## begin INFORMATION PROVIDED

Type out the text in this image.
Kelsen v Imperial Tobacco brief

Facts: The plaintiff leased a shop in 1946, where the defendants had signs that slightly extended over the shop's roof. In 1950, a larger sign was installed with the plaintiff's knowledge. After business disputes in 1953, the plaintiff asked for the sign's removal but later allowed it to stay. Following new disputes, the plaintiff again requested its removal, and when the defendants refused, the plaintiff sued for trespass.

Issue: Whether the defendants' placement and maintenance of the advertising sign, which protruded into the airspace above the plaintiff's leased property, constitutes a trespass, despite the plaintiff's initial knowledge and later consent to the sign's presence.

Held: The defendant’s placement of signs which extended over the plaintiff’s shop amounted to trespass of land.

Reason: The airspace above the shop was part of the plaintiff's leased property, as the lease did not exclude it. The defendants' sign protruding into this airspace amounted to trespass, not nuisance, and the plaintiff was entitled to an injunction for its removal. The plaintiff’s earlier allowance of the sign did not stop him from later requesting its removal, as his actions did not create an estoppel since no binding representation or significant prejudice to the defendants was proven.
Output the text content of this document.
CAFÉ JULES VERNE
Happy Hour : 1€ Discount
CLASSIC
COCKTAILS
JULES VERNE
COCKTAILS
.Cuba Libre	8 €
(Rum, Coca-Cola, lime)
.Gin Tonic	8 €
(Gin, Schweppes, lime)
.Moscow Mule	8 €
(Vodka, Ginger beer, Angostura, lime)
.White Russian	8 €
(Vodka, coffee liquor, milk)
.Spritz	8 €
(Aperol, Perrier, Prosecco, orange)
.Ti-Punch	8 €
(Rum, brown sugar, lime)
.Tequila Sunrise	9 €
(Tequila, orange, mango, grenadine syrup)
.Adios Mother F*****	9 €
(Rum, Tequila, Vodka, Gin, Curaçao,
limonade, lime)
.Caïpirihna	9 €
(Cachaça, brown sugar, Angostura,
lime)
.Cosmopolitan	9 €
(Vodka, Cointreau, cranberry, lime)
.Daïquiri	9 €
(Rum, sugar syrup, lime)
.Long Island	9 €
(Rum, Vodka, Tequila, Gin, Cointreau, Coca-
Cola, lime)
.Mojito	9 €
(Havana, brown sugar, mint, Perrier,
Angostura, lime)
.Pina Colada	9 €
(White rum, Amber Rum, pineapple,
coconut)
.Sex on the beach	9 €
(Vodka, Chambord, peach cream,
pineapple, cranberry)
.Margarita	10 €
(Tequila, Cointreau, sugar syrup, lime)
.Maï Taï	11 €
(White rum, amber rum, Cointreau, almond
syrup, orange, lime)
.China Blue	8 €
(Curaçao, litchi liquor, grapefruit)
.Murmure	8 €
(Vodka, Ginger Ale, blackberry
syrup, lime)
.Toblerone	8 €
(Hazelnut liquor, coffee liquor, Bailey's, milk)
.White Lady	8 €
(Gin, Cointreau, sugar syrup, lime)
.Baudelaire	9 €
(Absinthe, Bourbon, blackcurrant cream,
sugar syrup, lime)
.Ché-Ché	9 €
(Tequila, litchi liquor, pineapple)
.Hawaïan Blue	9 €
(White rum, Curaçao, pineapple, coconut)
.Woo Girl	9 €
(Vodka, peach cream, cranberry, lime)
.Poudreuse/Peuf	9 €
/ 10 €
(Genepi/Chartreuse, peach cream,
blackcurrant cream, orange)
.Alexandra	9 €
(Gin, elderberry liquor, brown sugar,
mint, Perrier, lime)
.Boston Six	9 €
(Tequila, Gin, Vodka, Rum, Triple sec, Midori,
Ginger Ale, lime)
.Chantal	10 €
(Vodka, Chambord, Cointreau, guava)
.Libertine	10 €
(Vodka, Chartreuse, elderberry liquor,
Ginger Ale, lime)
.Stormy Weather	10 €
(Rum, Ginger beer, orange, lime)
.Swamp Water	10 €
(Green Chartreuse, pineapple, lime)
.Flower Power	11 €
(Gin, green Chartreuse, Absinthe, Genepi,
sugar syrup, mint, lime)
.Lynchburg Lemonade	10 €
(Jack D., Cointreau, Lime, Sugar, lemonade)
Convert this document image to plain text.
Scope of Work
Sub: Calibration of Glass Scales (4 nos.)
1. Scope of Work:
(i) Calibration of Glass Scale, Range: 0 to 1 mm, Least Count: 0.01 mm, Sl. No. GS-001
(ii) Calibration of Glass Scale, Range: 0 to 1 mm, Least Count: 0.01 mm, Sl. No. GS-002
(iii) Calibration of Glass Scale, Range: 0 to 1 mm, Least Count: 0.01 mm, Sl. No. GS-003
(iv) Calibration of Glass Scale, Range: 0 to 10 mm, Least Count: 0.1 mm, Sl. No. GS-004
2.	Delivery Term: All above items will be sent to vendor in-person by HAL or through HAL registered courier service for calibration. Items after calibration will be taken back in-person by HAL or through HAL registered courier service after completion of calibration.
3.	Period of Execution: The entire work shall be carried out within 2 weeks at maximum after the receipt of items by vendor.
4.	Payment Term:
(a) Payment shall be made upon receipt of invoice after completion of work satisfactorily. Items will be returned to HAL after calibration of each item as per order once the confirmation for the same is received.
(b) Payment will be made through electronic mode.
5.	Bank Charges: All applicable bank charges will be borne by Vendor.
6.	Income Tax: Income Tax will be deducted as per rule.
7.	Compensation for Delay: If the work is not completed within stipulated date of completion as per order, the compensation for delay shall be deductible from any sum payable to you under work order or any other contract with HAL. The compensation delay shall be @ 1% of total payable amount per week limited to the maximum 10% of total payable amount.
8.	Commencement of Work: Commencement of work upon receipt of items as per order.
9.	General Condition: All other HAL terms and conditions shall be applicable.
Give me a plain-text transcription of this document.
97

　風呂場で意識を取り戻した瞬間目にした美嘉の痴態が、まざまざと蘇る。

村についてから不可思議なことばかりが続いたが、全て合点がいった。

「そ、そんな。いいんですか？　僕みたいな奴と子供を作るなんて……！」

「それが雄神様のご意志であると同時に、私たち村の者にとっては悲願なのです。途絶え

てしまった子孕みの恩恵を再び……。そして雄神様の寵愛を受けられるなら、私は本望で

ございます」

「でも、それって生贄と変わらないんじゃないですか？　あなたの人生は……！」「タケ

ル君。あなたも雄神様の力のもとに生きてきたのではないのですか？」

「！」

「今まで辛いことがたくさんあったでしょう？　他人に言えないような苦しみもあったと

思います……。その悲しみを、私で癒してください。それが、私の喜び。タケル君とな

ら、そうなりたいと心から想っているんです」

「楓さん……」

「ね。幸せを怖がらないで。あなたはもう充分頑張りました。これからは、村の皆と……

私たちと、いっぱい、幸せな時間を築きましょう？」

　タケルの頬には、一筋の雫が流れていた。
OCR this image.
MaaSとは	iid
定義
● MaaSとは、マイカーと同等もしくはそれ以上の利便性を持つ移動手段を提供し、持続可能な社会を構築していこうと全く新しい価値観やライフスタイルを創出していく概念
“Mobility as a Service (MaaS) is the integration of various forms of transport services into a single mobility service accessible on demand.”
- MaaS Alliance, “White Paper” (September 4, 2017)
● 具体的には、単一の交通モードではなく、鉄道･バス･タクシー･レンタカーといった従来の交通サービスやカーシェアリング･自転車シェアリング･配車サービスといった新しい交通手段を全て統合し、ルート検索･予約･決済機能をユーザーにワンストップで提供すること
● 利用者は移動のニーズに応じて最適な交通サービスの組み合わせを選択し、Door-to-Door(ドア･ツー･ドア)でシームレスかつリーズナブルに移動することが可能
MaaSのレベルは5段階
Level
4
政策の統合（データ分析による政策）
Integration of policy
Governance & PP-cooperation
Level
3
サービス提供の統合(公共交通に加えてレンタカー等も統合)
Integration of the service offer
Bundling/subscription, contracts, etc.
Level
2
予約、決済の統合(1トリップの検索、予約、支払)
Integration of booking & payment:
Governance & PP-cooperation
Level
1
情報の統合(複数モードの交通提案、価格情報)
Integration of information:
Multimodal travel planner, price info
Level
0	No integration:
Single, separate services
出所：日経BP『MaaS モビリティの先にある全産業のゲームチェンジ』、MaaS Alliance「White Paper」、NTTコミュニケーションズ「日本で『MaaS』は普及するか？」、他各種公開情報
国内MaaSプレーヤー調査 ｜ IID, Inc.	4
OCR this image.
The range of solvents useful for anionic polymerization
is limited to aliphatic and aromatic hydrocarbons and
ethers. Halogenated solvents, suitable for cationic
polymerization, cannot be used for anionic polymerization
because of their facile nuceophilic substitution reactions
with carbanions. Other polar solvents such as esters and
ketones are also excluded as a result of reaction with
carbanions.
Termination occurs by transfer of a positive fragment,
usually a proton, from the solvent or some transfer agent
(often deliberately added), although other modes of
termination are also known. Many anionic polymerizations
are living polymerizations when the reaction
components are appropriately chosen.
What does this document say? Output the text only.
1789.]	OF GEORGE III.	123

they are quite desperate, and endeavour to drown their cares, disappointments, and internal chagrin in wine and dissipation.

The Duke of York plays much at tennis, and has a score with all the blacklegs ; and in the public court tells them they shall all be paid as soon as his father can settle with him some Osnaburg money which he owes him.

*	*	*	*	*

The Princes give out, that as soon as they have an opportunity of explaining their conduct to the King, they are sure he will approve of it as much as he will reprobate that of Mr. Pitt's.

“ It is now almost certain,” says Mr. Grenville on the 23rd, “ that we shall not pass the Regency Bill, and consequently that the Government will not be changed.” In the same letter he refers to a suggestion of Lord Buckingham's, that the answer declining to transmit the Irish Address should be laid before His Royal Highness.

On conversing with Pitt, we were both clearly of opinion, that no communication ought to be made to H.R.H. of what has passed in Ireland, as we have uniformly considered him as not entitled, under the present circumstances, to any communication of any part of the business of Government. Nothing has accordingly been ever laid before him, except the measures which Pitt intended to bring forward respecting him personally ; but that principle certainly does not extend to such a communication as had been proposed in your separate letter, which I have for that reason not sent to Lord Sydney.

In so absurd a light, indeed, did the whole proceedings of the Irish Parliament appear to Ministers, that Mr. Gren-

## end INFORMATION PROVIDED

### STATED PROBLEM
Your answer should be a single number: how many lines in the data above include "liquor"?

### ANSWER TO THIS EXERCISE
6